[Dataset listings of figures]
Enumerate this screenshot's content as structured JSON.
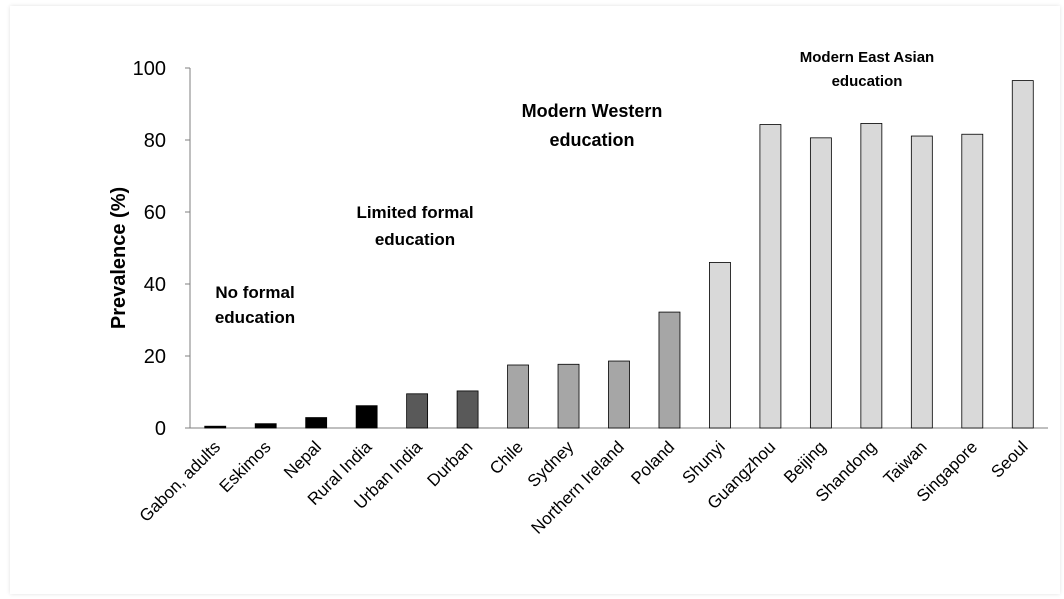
{
  "chart_data": {
    "type": "bar",
    "title": "",
    "xlabel": "",
    "ylabel": "Prevalence (%)",
    "ylim": [
      0,
      100
    ],
    "yticks": [
      0,
      20,
      40,
      60,
      80,
      100
    ],
    "grid": false,
    "legend": "none",
    "categories": [
      "Gabon, adults",
      "Eskimos",
      "Nepal",
      "Rural India",
      "Urban India",
      "Durban",
      "Chile",
      "Sydney",
      "Northern Ireland",
      "Poland",
      "Shunyi",
      "Guangzhou",
      "Beijing",
      "Shandong",
      "Taiwan",
      "Singapore",
      "Seoul"
    ],
    "values": [
      0.5,
      1.2,
      2.9,
      6.2,
      9.5,
      10.3,
      17.5,
      17.7,
      18.6,
      32.2,
      46.0,
      84.3,
      80.6,
      84.6,
      81.1,
      81.6,
      96.5
    ],
    "groups": [
      0,
      0,
      0,
      0,
      1,
      1,
      2,
      2,
      2,
      2,
      3,
      3,
      3,
      3,
      3,
      3,
      3
    ],
    "group_colors": [
      "#000000",
      "#595959",
      "#a6a6a6",
      "#d9d9d9"
    ],
    "annotations": [
      {
        "lines": [
          "No formal",
          "education"
        ]
      },
      {
        "lines": [
          "Limited formal",
          "education"
        ]
      },
      {
        "lines": [
          "Modern Western",
          "education"
        ]
      },
      {
        "lines": [
          "Modern East Asian",
          "education"
        ]
      }
    ]
  }
}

WORK TO BE COMPLETED:
Restate the data above exactly, stripping out each image.

ANSWER TO THIS PROBLEM:
Enumerate this screenshot's content as structured JSON.
{
  "chart_data": {
    "type": "bar",
    "title": "",
    "xlabel": "",
    "ylabel": "Prevalence (%)",
    "ylim": [
      0,
      100
    ],
    "yticks": [
      0,
      20,
      40,
      60,
      80,
      100
    ],
    "grid": false,
    "legend": "none",
    "categories": [
      "Gabon, adults",
      "Eskimos",
      "Nepal",
      "Rural India",
      "Urban India",
      "Durban",
      "Chile",
      "Sydney",
      "Northern Ireland",
      "Poland",
      "Shunyi",
      "Guangzhou",
      "Beijing",
      "Shandong",
      "Taiwan",
      "Singapore",
      "Seoul"
    ],
    "values": [
      0.5,
      1.2,
      2.9,
      6.2,
      9.5,
      10.3,
      17.5,
      17.7,
      18.6,
      32.2,
      46.0,
      84.3,
      80.6,
      84.6,
      81.1,
      81.6,
      96.5
    ],
    "groups": [
      0,
      0,
      0,
      0,
      1,
      1,
      2,
      2,
      2,
      2,
      3,
      3,
      3,
      3,
      3,
      3,
      3
    ],
    "group_colors": [
      "#000000",
      "#595959",
      "#a6a6a6",
      "#d9d9d9"
    ],
    "annotations": [
      {
        "lines": [
          "No formal",
          "education"
        ]
      },
      {
        "lines": [
          "Limited formal",
          "education"
        ]
      },
      {
        "lines": [
          "Modern Western",
          "education"
        ]
      },
      {
        "lines": [
          "Modern East Asian",
          "education"
        ]
      }
    ]
  }
}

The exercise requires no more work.